» Required work
Reproduce each line of the material exactly, minus any picture.

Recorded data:
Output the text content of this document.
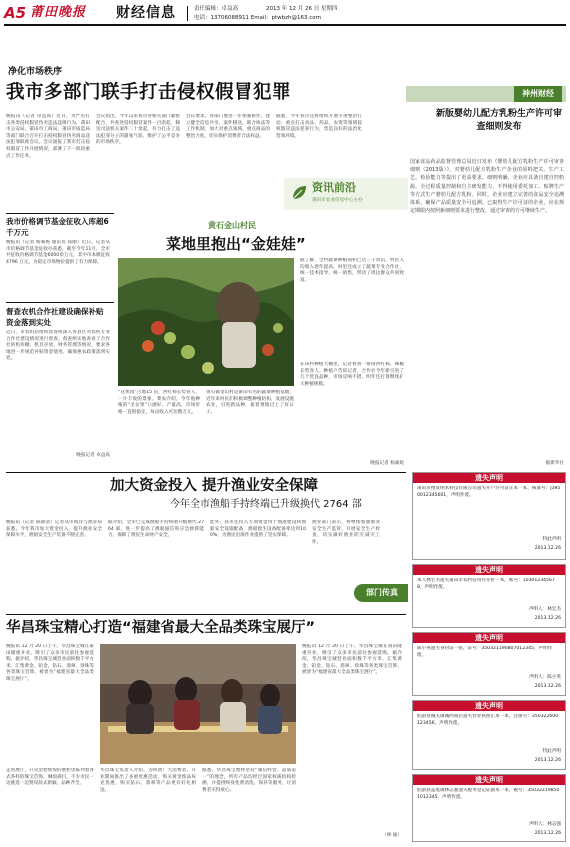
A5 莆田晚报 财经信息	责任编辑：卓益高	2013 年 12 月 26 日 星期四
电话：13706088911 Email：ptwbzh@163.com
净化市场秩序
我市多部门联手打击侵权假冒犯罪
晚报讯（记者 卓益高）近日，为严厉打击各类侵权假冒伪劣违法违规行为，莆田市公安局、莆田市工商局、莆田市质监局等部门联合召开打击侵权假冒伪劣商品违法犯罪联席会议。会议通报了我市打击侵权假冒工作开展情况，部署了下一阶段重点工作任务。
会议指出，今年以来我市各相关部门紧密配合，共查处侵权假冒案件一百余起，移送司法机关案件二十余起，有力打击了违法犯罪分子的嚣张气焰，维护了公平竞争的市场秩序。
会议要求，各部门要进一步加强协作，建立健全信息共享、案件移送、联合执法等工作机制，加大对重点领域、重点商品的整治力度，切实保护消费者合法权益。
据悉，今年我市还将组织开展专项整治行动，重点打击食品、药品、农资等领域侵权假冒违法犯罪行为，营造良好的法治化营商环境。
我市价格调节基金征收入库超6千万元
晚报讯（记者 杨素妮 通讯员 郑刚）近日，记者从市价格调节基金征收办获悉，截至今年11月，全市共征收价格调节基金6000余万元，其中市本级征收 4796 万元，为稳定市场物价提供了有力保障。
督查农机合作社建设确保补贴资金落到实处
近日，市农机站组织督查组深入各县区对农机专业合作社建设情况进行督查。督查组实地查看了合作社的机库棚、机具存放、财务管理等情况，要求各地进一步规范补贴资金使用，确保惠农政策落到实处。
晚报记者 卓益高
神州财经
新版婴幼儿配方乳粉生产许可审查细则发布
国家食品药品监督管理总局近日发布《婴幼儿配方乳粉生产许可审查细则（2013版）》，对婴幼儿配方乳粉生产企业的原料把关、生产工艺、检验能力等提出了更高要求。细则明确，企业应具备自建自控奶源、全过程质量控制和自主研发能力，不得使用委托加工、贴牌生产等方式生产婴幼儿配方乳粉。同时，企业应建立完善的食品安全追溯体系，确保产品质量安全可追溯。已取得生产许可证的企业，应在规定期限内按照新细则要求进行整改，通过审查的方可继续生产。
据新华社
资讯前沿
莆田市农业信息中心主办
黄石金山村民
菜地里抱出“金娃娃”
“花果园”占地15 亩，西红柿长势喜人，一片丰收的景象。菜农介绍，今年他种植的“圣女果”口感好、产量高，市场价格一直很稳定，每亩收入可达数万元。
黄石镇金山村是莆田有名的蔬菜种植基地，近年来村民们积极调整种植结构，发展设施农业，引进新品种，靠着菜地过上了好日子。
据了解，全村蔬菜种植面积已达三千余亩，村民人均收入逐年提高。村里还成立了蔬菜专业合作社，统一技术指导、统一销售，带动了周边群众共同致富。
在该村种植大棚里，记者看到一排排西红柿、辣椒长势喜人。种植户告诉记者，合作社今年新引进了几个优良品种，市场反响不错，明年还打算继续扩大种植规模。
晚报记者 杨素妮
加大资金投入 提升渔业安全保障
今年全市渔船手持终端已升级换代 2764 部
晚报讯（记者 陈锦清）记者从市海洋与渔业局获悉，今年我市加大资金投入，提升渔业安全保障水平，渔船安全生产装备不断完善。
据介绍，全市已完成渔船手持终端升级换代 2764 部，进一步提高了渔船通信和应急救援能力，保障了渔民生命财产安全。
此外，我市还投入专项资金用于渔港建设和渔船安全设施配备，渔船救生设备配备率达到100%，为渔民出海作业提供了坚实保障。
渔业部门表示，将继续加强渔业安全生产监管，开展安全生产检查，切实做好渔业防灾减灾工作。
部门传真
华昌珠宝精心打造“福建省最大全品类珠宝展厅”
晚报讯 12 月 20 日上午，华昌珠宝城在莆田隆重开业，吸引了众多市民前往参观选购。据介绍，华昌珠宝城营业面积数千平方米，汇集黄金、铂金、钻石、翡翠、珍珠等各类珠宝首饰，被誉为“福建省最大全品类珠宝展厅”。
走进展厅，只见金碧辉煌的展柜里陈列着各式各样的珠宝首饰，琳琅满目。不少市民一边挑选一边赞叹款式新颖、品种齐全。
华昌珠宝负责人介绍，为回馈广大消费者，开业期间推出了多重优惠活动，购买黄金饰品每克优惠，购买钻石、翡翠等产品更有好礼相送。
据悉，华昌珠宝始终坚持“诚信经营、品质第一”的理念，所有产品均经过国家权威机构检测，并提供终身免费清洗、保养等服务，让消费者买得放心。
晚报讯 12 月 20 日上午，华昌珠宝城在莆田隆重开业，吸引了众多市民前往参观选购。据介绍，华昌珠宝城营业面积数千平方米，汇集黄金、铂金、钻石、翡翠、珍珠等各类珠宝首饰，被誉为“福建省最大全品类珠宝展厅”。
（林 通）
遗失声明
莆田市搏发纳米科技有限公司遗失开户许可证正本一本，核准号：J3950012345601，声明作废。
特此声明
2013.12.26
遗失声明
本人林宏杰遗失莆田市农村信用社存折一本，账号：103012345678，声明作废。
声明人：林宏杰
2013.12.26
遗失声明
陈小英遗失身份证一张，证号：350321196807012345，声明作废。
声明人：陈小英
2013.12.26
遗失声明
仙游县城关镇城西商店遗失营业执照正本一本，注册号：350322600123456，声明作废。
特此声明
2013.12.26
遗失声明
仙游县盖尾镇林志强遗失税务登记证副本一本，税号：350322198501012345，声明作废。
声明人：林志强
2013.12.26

» Final result
Output the text content of this document.
A5 莆田晚报 财经信息	责任编辑：卓益高	2013 年 12 月 26 日 星期四
电话：13706088911 Email：ptwbzh@163.com
净化市场秩序
我市多部门联手打击侵权假冒犯罪
晚报讯（记者 卓益高）近日，为严厉打击各类侵权假冒伪劣违法违规行为，莆田市公安局、莆田市工商局、莆田市质监局等部门联合召开打击侵权假冒伪劣商品违法犯罪联席会议。会议通报了我市打击侵权假冒工作开展情况，部署了下一阶段重点工作任务。
会议指出，今年以来我市各相关部门紧密配合，共查处侵权假冒案件一百余起，移送司法机关案件二十余起，有力打击了违法犯罪分子的嚣张气焰，维护了公平竞争的市场秩序。
会议要求，各部门要进一步加强协作，建立健全信息共享、案件移送、联合执法等工作机制，加大对重点领域、重点商品的整治力度，切实保护消费者合法权益。
据悉，今年我市还将组织开展专项整治行动，重点打击食品、药品、农资等领域侵权假冒违法犯罪行为，营造良好的法治化营商环境。
我市价格调节基金征收入库超6千万元
晚报讯（记者 杨素妮 通讯员 郑刚）近日，记者从市价格调节基金征收办获悉，截至今年11月，全市共征收价格调节基金6000余万元，其中市本级征收 4796 万元，为稳定市场物价提供了有力保障。
督查农机合作社建设确保补贴资金落到实处
近日，市农机站组织督查组深入各县区对农机专业合作社建设情况进行督查。督查组实地查看了合作社的机库棚、机具存放、财务管理等情况，要求各地进一步规范补贴资金使用，确保惠农政策落到实处。
晚报记者 卓益高
神州财经
新版婴幼儿配方乳粉生产许可审查细则发布
国家食品药品监督管理总局近日发布《婴幼儿配方乳粉生产许可审查细则（2013版）》，对婴幼儿配方乳粉生产企业的原料把关、生产工艺、检验能力等提出了更高要求。细则明确，企业应具备自建自控奶源、全过程质量控制和自主研发能力，不得使用委托加工、贴牌生产等方式生产婴幼儿配方乳粉。同时，企业应建立完善的食品安全追溯体系，确保产品质量安全可追溯。已取得生产许可证的企业，应在规定期限内按照新细则要求进行整改，通过审查的方可继续生产。
据新华社
资讯前沿
莆田市农业信息中心主办
黄石金山村民
菜地里抱出“金娃娃”
“花果园”占地15 亩，西红柿长势喜人，一片丰收的景象。菜农介绍，今年他种植的“圣女果”口感好、产量高，市场价格一直很稳定，每亩收入可达数万元。
黄石镇金山村是莆田有名的蔬菜种植基地，近年来村民们积极调整种植结构，发展设施农业，引进新品种，靠着菜地过上了好日子。
据了解，全村蔬菜种植面积已达三千余亩，村民人均收入逐年提高。村里还成立了蔬菜专业合作社，统一技术指导、统一销售，带动了周边群众共同致富。
在该村种植大棚里，记者看到一排排西红柿、辣椒长势喜人。种植户告诉记者，合作社今年新引进了几个优良品种，市场反响不错，明年还打算继续扩大种植规模。
晚报记者 杨素妮
加大资金投入 提升渔业安全保障
今年全市渔船手持终端已升级换代 2764 部
晚报讯（记者 陈锦清）记者从市海洋与渔业局获悉，今年我市加大资金投入，提升渔业安全保障水平，渔船安全生产装备不断完善。
据介绍，全市已完成渔船手持终端升级换代 2764 部，进一步提高了渔船通信和应急救援能力，保障了渔民生命财产安全。
此外，我市还投入专项资金用于渔港建设和渔船安全设施配备，渔船救生设备配备率达到100%，为渔民出海作业提供了坚实保障。
渔业部门表示，将继续加强渔业安全生产监管，开展安全生产检查，切实做好渔业防灾减灾工作。
部门传真
华昌珠宝精心打造“福建省最大全品类珠宝展厅”
晚报讯 12 月 20 日上午，华昌珠宝城在莆田隆重开业，吸引了众多市民前往参观选购。据介绍，华昌珠宝城营业面积数千平方米，汇集黄金、铂金、钻石、翡翠、珍珠等各类珠宝首饰，被誉为“福建省最大全品类珠宝展厅”。
走进展厅，只见金碧辉煌的展柜里陈列着各式各样的珠宝首饰，琳琅满目。不少市民一边挑选一边赞叹款式新颖、品种齐全。
华昌珠宝负责人介绍，为回馈广大消费者，开业期间推出了多重优惠活动，购买黄金饰品每克优惠，购买钻石、翡翠等产品更有好礼相送。
据悉，华昌珠宝始终坚持“诚信经营、品质第一”的理念，所有产品均经过国家权威机构检测，并提供终身免费清洗、保养等服务，让消费者买得放心。
晚报讯 12 月 20 日上午，华昌珠宝城在莆田隆重开业，吸引了众多市民前往参观选购。据介绍，华昌珠宝城营业面积数千平方米，汇集黄金、铂金、钻石、翡翠、珍珠等各类珠宝首饰，被誉为“福建省最大全品类珠宝展厅”。
（林 通）
遗失声明
莆田市搏发纳米科技有限公司遗失开户许可证正本一本，核准号：J3950012345601，声明作废。
特此声明
2013.12.26
遗失声明
本人林宏杰遗失莆田市农村信用社存折一本，账号：103012345678，声明作废。
声明人：林宏杰
2013.12.26
遗失声明
陈小英遗失身份证一张，证号：350321196807012345，声明作废。
声明人：陈小英
2013.12.26
遗失声明
仙游县城关镇城西商店遗失营业执照正本一本，注册号：350322600123456，声明作废。
特此声明
2013.12.26
遗失声明
仙游县盖尾镇林志强遗失税务登记证副本一本，税号：350322198501012345，声明作废。
声明人：林志强
2013.12.26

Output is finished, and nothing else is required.